## [Task to carry out]
Write out each line that follows exactly as it stands, without the pictures.

--- Material shown ---

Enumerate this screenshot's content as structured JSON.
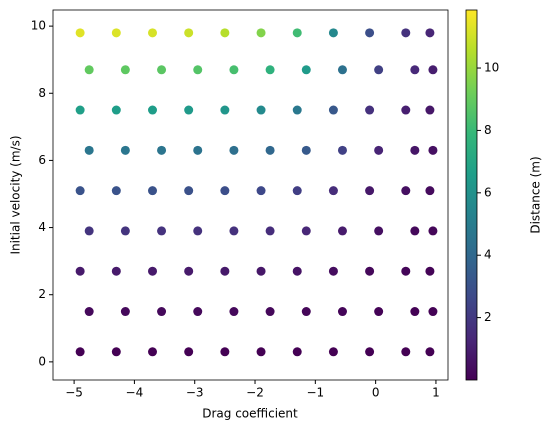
{
  "chart_data": {
    "type": "scatter",
    "xlabel": "Drag coefficient",
    "ylabel": "Initial velocity (m/s)",
    "colorbar_label": "Distance (m)",
    "colormap": [
      "#440154",
      "#482878",
      "#3e4989",
      "#31688e",
      "#26828e",
      "#1f9e89",
      "#35b779",
      "#6ece58",
      "#b5de2b",
      "#fde725"
    ],
    "xlim": [
      -5.35,
      1.2
    ],
    "ylim": [
      -0.54,
      10.48
    ],
    "clim": [
      0,
      11.86
    ],
    "xticks": [
      {
        "value": -5,
        "label": "−5"
      },
      {
        "value": -4,
        "label": "−4"
      },
      {
        "value": -3,
        "label": "−3"
      },
      {
        "value": -2,
        "label": "−2"
      },
      {
        "value": -1,
        "label": "−1"
      },
      0,
      1
    ],
    "yticks": [
      0,
      2,
      4,
      6,
      8,
      10
    ],
    "cticks": [
      2,
      4,
      6,
      8,
      10
    ],
    "x": [
      -4.9,
      -4.3,
      -3.7,
      -3.1,
      -2.5,
      -1.9,
      -1.3,
      -0.7,
      -0.1,
      0.5,
      0.9,
      -4.75,
      -4.15,
      -3.55,
      -2.95,
      -2.35,
      -1.75,
      -1.15,
      -0.55,
      0.05,
      0.65,
      0.95,
      -4.9,
      -4.3,
      -3.7,
      -3.1,
      -2.5,
      -1.9,
      -1.3,
      -0.7,
      -0.1,
      0.5,
      0.9,
      -4.75,
      -4.15,
      -3.55,
      -2.95,
      -2.35,
      -1.75,
      -1.15,
      -0.55,
      0.05,
      0.65,
      0.95,
      -4.9,
      -4.3,
      -3.7,
      -3.1,
      -2.5,
      -1.9,
      -1.3,
      -0.7,
      -0.1,
      0.5,
      0.9,
      -4.75,
      -4.15,
      -3.55,
      -2.95,
      -2.35,
      -1.75,
      -1.15,
      -0.55,
      0.05,
      0.65,
      0.95,
      -4.9,
      -4.3,
      -3.7,
      -3.1,
      -2.5,
      -1.9,
      -1.3,
      -0.7,
      -0.1,
      0.5,
      0.9,
      -4.75,
      -4.15,
      -3.55,
      -2.95,
      -2.35,
      -1.75,
      -1.15,
      -0.55,
      0.05,
      0.65,
      0.95,
      -4.9,
      -4.3,
      -3.7,
      -3.1,
      -2.5,
      -1.9,
      -1.3,
      -0.7,
      -0.1,
      0.5,
      0.9
    ],
    "values": [
      0.3,
      0.3,
      0.3,
      0.3,
      0.3,
      0.3,
      0.3,
      0.3,
      0.3,
      0.3,
      0.3,
      1.5,
      1.5,
      1.5,
      1.5,
      1.5,
      1.5,
      1.5,
      1.5,
      1.5,
      1.5,
      1.5,
      2.7,
      2.7,
      2.7,
      2.7,
      2.7,
      2.7,
      2.7,
      2.7,
      2.7,
      2.7,
      2.7,
      3.9,
      3.9,
      3.9,
      3.9,
      3.9,
      3.9,
      3.9,
      3.9,
      3.9,
      3.9,
      3.9,
      5.1,
      5.1,
      5.1,
      5.1,
      5.1,
      5.1,
      5.1,
      5.1,
      5.1,
      5.1,
      5.1,
      6.3,
      6.3,
      6.3,
      6.3,
      6.3,
      6.3,
      6.3,
      6.3,
      6.3,
      6.3,
      6.3,
      7.5,
      7.5,
      7.5,
      7.5,
      7.5,
      7.5,
      7.5,
      7.5,
      7.5,
      7.5,
      7.5,
      8.7,
      8.7,
      8.7,
      8.7,
      8.7,
      8.7,
      8.7,
      8.7,
      8.7,
      8.7,
      8.7,
      9.8,
      9.8,
      9.8,
      9.8,
      9.8,
      9.8,
      9.8,
      9.8,
      9.8,
      9.8,
      9.8
    ],
    "distance": [
      0.01,
      0.01,
      0.01,
      0.01,
      0.01,
      0.01,
      0.01,
      0.01,
      0,
      0,
      0,
      0.27,
      0.26,
      0.26,
      0.26,
      0.25,
      0.23,
      0.19,
      0.13,
      0.07,
      0.04,
      0.03,
      0.86,
      0.85,
      0.85,
      0.83,
      0.8,
      0.73,
      0.62,
      0.42,
      0.22,
      0.13,
      0.09,
      1.79,
      1.78,
      1.76,
      1.73,
      1.67,
      1.52,
      1.29,
      0.88,
      0.46,
      0.27,
      0.2,
      3.07,
      3.04,
      3.02,
      2.97,
      2.86,
      2.6,
      2.21,
      1.51,
      0.78,
      0.47,
      0.34,
      4.68,
      4.64,
      4.6,
      4.52,
      4.37,
      3.97,
      3.37,
      2.3,
      1.19,
      0.71,
      0.52,
      6.64,
      6.58,
      6.53,
      6.41,
      6.19,
      5.63,
      4.78,
      3.26,
      1.69,
      1.01,
      0.73,
      8.93,
      8.86,
      8.78,
      8.63,
      8.33,
      7.57,
      6.43,
      4.39,
      2.27,
      1.36,
      0.98,
      11.33,
      11.24,
      11.14,
      10.95,
      10.56,
      9.6,
      8.16,
      5.57,
      2.88,
      1.73,
      1.25
    ]
  }
}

---

## [Task response]
Enumerate this screenshot's content as structured JSON.
{
  "chart_data": {
    "type": "scatter",
    "xlabel": "Drag coefficient",
    "ylabel": "Initial velocity (m/s)",
    "colorbar_label": "Distance (m)",
    "colormap": [
      "#440154",
      "#482878",
      "#3e4989",
      "#31688e",
      "#26828e",
      "#1f9e89",
      "#35b779",
      "#6ece58",
      "#b5de2b",
      "#fde725"
    ],
    "xlim": [
      -5.35,
      1.2
    ],
    "ylim": [
      -0.54,
      10.48
    ],
    "clim": [
      0,
      11.86
    ],
    "xticks": [
      {
        "value": -5,
        "label": "−5"
      },
      {
        "value": -4,
        "label": "−4"
      },
      {
        "value": -3,
        "label": "−3"
      },
      {
        "value": -2,
        "label": "−2"
      },
      {
        "value": -1,
        "label": "−1"
      },
      0,
      1
    ],
    "yticks": [
      0,
      2,
      4,
      6,
      8,
      10
    ],
    "cticks": [
      2,
      4,
      6,
      8,
      10
    ],
    "x": [
      -4.9,
      -4.3,
      -3.7,
      -3.1,
      -2.5,
      -1.9,
      -1.3,
      -0.7,
      -0.1,
      0.5,
      0.9,
      -4.75,
      -4.15,
      -3.55,
      -2.95,
      -2.35,
      -1.75,
      -1.15,
      -0.55,
      0.05,
      0.65,
      0.95,
      -4.9,
      -4.3,
      -3.7,
      -3.1,
      -2.5,
      -1.9,
      -1.3,
      -0.7,
      -0.1,
      0.5,
      0.9,
      -4.75,
      -4.15,
      -3.55,
      -2.95,
      -2.35,
      -1.75,
      -1.15,
      -0.55,
      0.05,
      0.65,
      0.95,
      -4.9,
      -4.3,
      -3.7,
      -3.1,
      -2.5,
      -1.9,
      -1.3,
      -0.7,
      -0.1,
      0.5,
      0.9,
      -4.75,
      -4.15,
      -3.55,
      -2.95,
      -2.35,
      -1.75,
      -1.15,
      -0.55,
      0.05,
      0.65,
      0.95,
      -4.9,
      -4.3,
      -3.7,
      -3.1,
      -2.5,
      -1.9,
      -1.3,
      -0.7,
      -0.1,
      0.5,
      0.9,
      -4.75,
      -4.15,
      -3.55,
      -2.95,
      -2.35,
      -1.75,
      -1.15,
      -0.55,
      0.05,
      0.65,
      0.95,
      -4.9,
      -4.3,
      -3.7,
      -3.1,
      -2.5,
      -1.9,
      -1.3,
      -0.7,
      -0.1,
      0.5,
      0.9
    ],
    "values": [
      0.3,
      0.3,
      0.3,
      0.3,
      0.3,
      0.3,
      0.3,
      0.3,
      0.3,
      0.3,
      0.3,
      1.5,
      1.5,
      1.5,
      1.5,
      1.5,
      1.5,
      1.5,
      1.5,
      1.5,
      1.5,
      1.5,
      2.7,
      2.7,
      2.7,
      2.7,
      2.7,
      2.7,
      2.7,
      2.7,
      2.7,
      2.7,
      2.7,
      3.9,
      3.9,
      3.9,
      3.9,
      3.9,
      3.9,
      3.9,
      3.9,
      3.9,
      3.9,
      3.9,
      5.1,
      5.1,
      5.1,
      5.1,
      5.1,
      5.1,
      5.1,
      5.1,
      5.1,
      5.1,
      5.1,
      6.3,
      6.3,
      6.3,
      6.3,
      6.3,
      6.3,
      6.3,
      6.3,
      6.3,
      6.3,
      6.3,
      7.5,
      7.5,
      7.5,
      7.5,
      7.5,
      7.5,
      7.5,
      7.5,
      7.5,
      7.5,
      7.5,
      8.7,
      8.7,
      8.7,
      8.7,
      8.7,
      8.7,
      8.7,
      8.7,
      8.7,
      8.7,
      8.7,
      9.8,
      9.8,
      9.8,
      9.8,
      9.8,
      9.8,
      9.8,
      9.8,
      9.8,
      9.8,
      9.8
    ],
    "distance": [
      0.01,
      0.01,
      0.01,
      0.01,
      0.01,
      0.01,
      0.01,
      0.01,
      0,
      0,
      0,
      0.27,
      0.26,
      0.26,
      0.26,
      0.25,
      0.23,
      0.19,
      0.13,
      0.07,
      0.04,
      0.03,
      0.86,
      0.85,
      0.85,
      0.83,
      0.8,
      0.73,
      0.62,
      0.42,
      0.22,
      0.13,
      0.09,
      1.79,
      1.78,
      1.76,
      1.73,
      1.67,
      1.52,
      1.29,
      0.88,
      0.46,
      0.27,
      0.2,
      3.07,
      3.04,
      3.02,
      2.97,
      2.86,
      2.6,
      2.21,
      1.51,
      0.78,
      0.47,
      0.34,
      4.68,
      4.64,
      4.6,
      4.52,
      4.37,
      3.97,
      3.37,
      2.3,
      1.19,
      0.71,
      0.52,
      6.64,
      6.58,
      6.53,
      6.41,
      6.19,
      5.63,
      4.78,
      3.26,
      1.69,
      1.01,
      0.73,
      8.93,
      8.86,
      8.78,
      8.63,
      8.33,
      7.57,
      6.43,
      4.39,
      2.27,
      1.36,
      0.98,
      11.33,
      11.24,
      11.14,
      10.95,
      10.56,
      9.6,
      8.16,
      5.57,
      2.88,
      1.73,
      1.25
    ]
  }
}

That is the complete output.